#### GOAL
Return each line holding the string "text".

Data entries
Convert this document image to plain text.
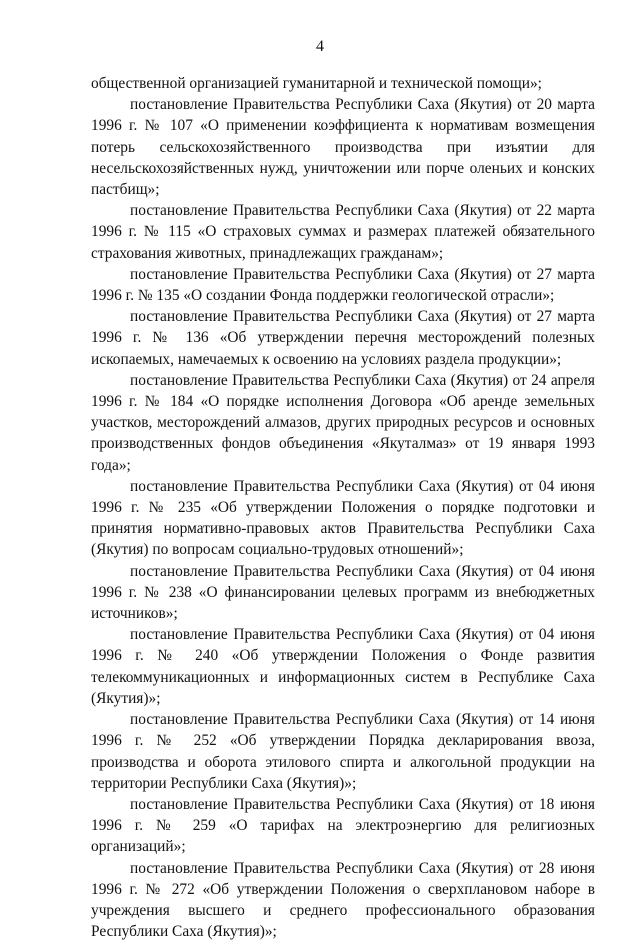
4

общественной организацией гуманитарной и технической помощи»;

постановление Правительства Республики Саха (Якутия) от 20 марта 1996 г. № 107 «О применении коэффициента к нормативам возмещения потерь сельскохозяйственного производства при изъятии для несельскохозяйственных нужд, уничтожении или порче оленьих и конских пастбищ»;

постановление Правительства Республики Саха (Якутия) от 22 марта 1996 г. № 115 «О страховых суммах и размерах платежей обязательного страхования животных, принадлежащих гражданам»;

постановление Правительства Республики Саха (Якутия) от 27 марта 1996 г. № 135 «О создании Фонда поддержки геологической отрасли»;

постановление Правительства Республики Саха (Якутия) от 27 марта 1996 г. № 136 «Об утверждении перечня месторождений полезных ископаемых, намечаемых к освоению на условиях раздела продукции»;

постановление Правительства Республики Саха (Якутия) от 24 апреля 1996 г. № 184 «О порядке исполнения Договора «Об аренде земельных участков, месторождений алмазов, других природных ресурсов и основных производственных фондов объединения «Якуталмаз» от 19 января 1993 года»;

постановление Правительства Республики Саха (Якутия) от 04 июня 1996 г. № 235 «Об утверждении Положения о порядке подготовки и принятия нормативно-правовых актов Правительства Республики Саха (Якутия) по вопросам социально-трудовых отношений»;

постановление Правительства Республики Саха (Якутия) от 04 июня 1996 г. № 238 «О финансировании целевых программ из внебюджетных источников»;

постановление Правительства Республики Саха (Якутия) от 04 июня 1996 г. № 240 «Об утверждении Положения о Фонде развития телекоммуникационных и информационных систем в Республике Саха (Якутия)»;

постановление Правительства Республики Саха (Якутия) от 14 июня 1996 г. № 252 «Об утверждении Порядка декларирования ввоза, производства и оборота этилового спирта и алкогольной продукции на территории Республики Саха (Якутия)»;

постановление Правительства Республики Саха (Якутия) от 18 июня 1996 г. № 259 «О тарифах на электроэнергию для религиозных организаций»;

постановление Правительства Республики Саха (Якутия) от 28 июня 1996 г. № 272 «Об утверждении Положения о сверхплановом наборе в учреждения высшего и среднего профессионального образования Республики Саха (Якутия)»;
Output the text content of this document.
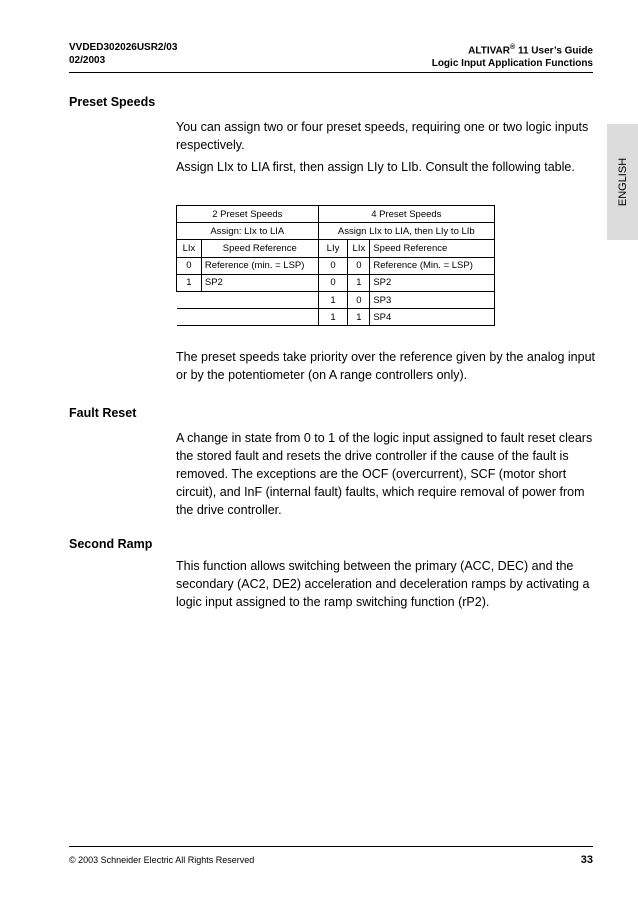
VVDED302026USR2/03
02/2003
ALTIVAR® 11 User’s Guide
Logic Input Application Functions
ENGLISH
Preset Speeds
You can assign two or four preset speeds, requiring one or two logic inputs respectively.
Assign LIx to LIA first, then assign LIy to LIb. Consult the following table.
2 Preset Speeds		4 Preset Speeds		
Assign: LIx to LIA		Assign LIx to LIA, then LIy to LIb		
LIx	Speed Reference	LIy	LIx	Speed Reference
0	Reference (min. = LSP)	0	0	Reference (Min. = LSP)
1	SP2	0	1	SP2
		1	0	SP3
		1	1	SP4
The preset speeds take priority over the reference given by the analog input or by the potentiometer (on A range controllers only).
Fault Reset
A change in state from 0 to 1 of the logic input assigned to fault reset clears the stored fault and resets the drive controller if the cause of the fault is removed. The exceptions are the OCF (overcurrent), SCF (motor short circuit), and InF (internal fault) faults, which require removal of power from the drive controller.
Second Ramp
This function allows switching between the primary (ACC, DEC) and the secondary (AC2, DE2) acceleration and deceleration ramps by activating a logic input assigned to the ramp switching function (rP2).
© 2003 Schneider Electric All Rights Reserved	33
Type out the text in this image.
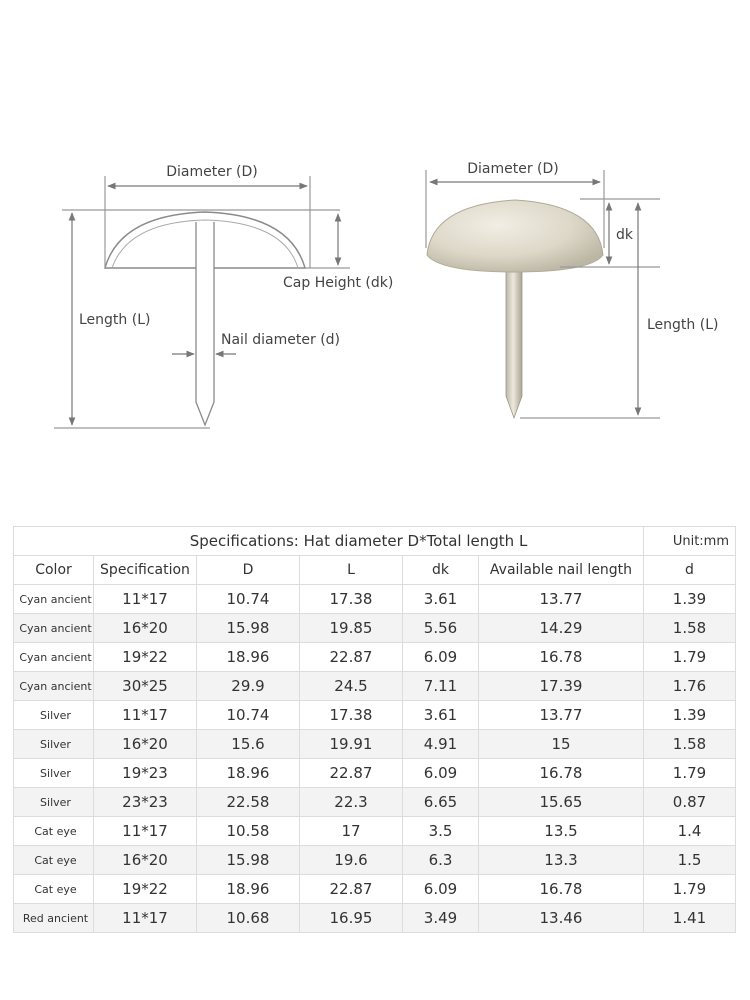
Diameter (D)
Cap Height (dk)
Length (L)
Nail diameter (d)
Diameter (D)
dk
Length (L)
Specifications: Hat diameter D*Total length L						Unit:mm
Color	Specification	D	L	dk	Available nail length	d
Cyan ancient	11*17	10.74	17.38	3.61	13.77	1.39
Cyan ancient	16*20	15.98	19.85	5.56	14.29	1.58
Cyan ancient	19*22	18.96	22.87	6.09	16.78	1.79
Cyan ancient	30*25	29.9	24.5	7.11	17.39	1.76
Silver	11*17	10.74	17.38	3.61	13.77	1.39
Silver	16*20	15.6	19.91	4.91	15	1.58
Silver	19*23	18.96	22.87	6.09	16.78	1.79
Silver	23*23	22.58	22.3	6.65	15.65	0.87
Cat eye	11*17	10.58	17	3.5	13.5	1.4
Cat eye	16*20	15.98	19.6	6.3	13.3	1.5
Cat eye	19*22	18.96	22.87	6.09	16.78	1.79
Red ancient	11*17	10.68	16.95	3.49	13.46	1.41
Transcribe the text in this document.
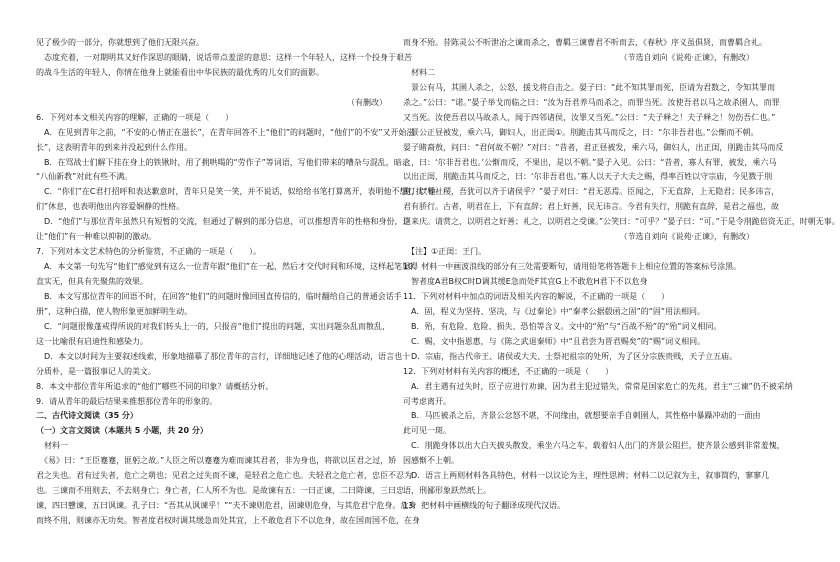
见了极少的一部分，你就想到了他们无限兴奋。
　态度充着，一对期明其又好作深思的眼睛，说话带点羞涩的意思：这样一个年轻人，这样一个投身于艰苦
的战斗生活的年轻人，你情在他身上就能看出中华民族的最优秀的儿女们的面影。
（有删改）
6．下列对本文相关内容的理解，正确的一项是（　　）
　A．在见到青年之前，“不安的心情正在滋长”，在青年回答不上“他们”的问题时，“他们”的不安”又开始滋
长”，这表明青年的到来并没起到什么作用。
　B．在骂战士们解下挂在身上的铁锹时，用了拥哄喝的“劳作子”等词语，写他们带来的嘈杂与混乱，暗示
“八仙新教”对此有些不满。
　C．“你们”在C君打招呼和表达歉意时，青年只是笑一笑，并不说话，似给给书笔打算离开，表明他不想打扰“他
们”休息，也表明他出内容爱娴静的性格。
　D．“他们”与那位青年虽然只有短暂的交流，但通过了解到的部分信息，可以推想青年的性格和身份，这
让“他们”有一种难以抑制的激动。
7．下列对本文艺术特色的分析鉴赏，不正确的一项是（　　）。
　A．本文第一句先写“他们”感觉到有这么一位青年跟“他们”在一起，然后才交代时间和环境，这样起笔显得
直实无，但具有先聚焦的效果。
　B．本文写那位青年的回语不时，在回答“他们”的问题时像回国直传信的，临时翻给自己的普通会话手
册”，这种白描，使人物形象更加鲜明生动。
　C．“问题很像蓬戒得所说的对我们转头上一的，只报音“他们”提出的问题，实出问题杂乱而散乱，
这一比喻很有启迪性和感染力。
　D．本文以时间为主要叙述线索，形象地描摹了那位青年的言行，详细地记述了他的心理活动，语言也十
分质朴，是一篇报事记人的美文。
8．本文中那位青年所追求的“他们”哪些不同的印象？请概括分析。
9．请从青年的最后结果来推想那位青年的形象的。
二、古代诗文阅读（35 分）
（一）文言文阅读（本题共 5 小题，共 20 分）
　材料一
　《易》曰：“王臣蹇蹇，匪躬之故。”人臣之所以蹇蹇为难而谏其君者，非为身也，将欲以匡君之过，矫
君之失也。君有过失者，危亡之萌也；见君之过失而不谏，是轻君之危亡也。夫轻君之危亡者，忠臣不忍为
也。三谏而不用则去，不去则身亡；身亡者，仁人所不为也。是故谏有五：一曰正谏，二曰降谏，三曰忠
谏，四曰戆谏，五曰讽谏。孔子曰：“吾其从讽谏乎！”“夫不谏则危君，固谏则危身，与其危君宁危身。危身
而终不用，则谏亦无功矣。智者度君权时调其缓急而处其宜，上不敢危君下不以危身，故在国而国不危，在身
而身不殆。昔陈灵公不听泄冶之谏而杀之，曹羁三谏曹君不听而去，《春秋》序义虽俱贤，而曹羁合礼。
（节选自刘向《说苑·正谏》，有删改）
　材料二
　景公有马，其圉人杀之，公怒，援戈将自击之。晏子曰：“此不知其罪而死，臣请为君数之，令知其罪而
杀之。”公曰：“诺。”晏子举戈而临之曰：“汝为吾君养马而杀之，而罪当死。汝使吾君以马之故杀圉人，而罪
又当死。汝使吾君以马故杀人，闻于四邻诸侯，汝罪又当死。”公曰：“夫子释之！夫子释之！勿伤吾仁也。”
　景公正昼被发，乘六马，御妇人，出正闺①。刖跪击其马而反之，曰：“尔非吾君也。”公惭而不朝。
晏子睹裔敖，问曰：“君何故不朝？”对曰：“昔者，君正昼被发，乘六马，御妇人，出正闺，刖跪击其马而反
之，曰：‘尔非吾君也。’公惭而反，不果出，是以不朝。”晏子入见。公曰：“昔者，寡人有罪，被发，乘六马
以出正闺，刖跪击其马而反之，曰：‘尔非吾君也。’寡人以天子大夫之赐，得率百姓以守宗庙，今见戮于刖
跪，以辱社稷，吾犹可以齐于诸侯乎？”晏子对曰：“君无恶焉。臣闻之，下无直辞，上无隐君；民多讳言，
君有骄行。古者，明君在上，下有直辞；君上好善，民无讳言。今君有失行，刖跪有直辞，是君之福也，故
臣来庆。请赏之，以明君之好善；礼之，以明君之受谏。”公笑曰：“可乎？”晏子曰：“可。”于是令刖跪倍资无正，时朝无事。
（节选自刘向《说苑·正谏》，有删改）
　【注】①正闺：王门。
10．材料一中画波浪线的部分有三处需要断句，请用铅笔将答题卡上相应位置的答案标号涂黑。
　智者度A君B权C时D调其缓E急而处F其宜G上不敢危H君下不以危身
11．下列对材料中加点的词语及相关内容的解说，不正确的一项是（　　）
　A．固，程义为坚持、坚决，与《过秦论》中“秦孝公据殽函之固”的“固”用法相同。
　B．殆，有危险、危险、损失、恐怕等含义。文中的“殆”与“百战不殆”的“殆”词义相同。
　C．赐，文中指恩惠，与《陈之武退秦师》中“且君尝为晋君赐矣”的“赐”词义相同。
　D．宗庙，指古代帝王、诸侯或大夫、士祭祀祖宗的处所，为了区分宗族贵贱，天子立五庙。
12．下列对材料有关内容的概述，不正确的一项是（　　）
　A．君主遇有过失时，臣子应进行劝谏，因为君主犯过错失，常常是国家危亡的先兆，君主“三谏”仍不被采纳
可考虑离开。
　B．马匹被杀之后，齐景公忿怒不堪，不问缘由，就想要亲手自刺圉人，其性格中暴躁冲动的一面由
此可见一斑。
　C．刖跪身体以出大白天披头散发，乘坐六马之车，载着妇人出门的齐景公阻拦，使齐景公感到非常羞愧，
因感惭不上朝。
　D．语言上两则材料各具特色，材料一以议论为主，理性思辨；材料二以记叙为主，叙事简约，寥寥几
语，刑鄙形象跃然纸上。
13．把材料中画横线的句子翻译成现代汉语。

#### OUTPUT
Convert this document image to plain text.
Output the text content of this document.
Type out the text in this image.
Transcribe the text in this document.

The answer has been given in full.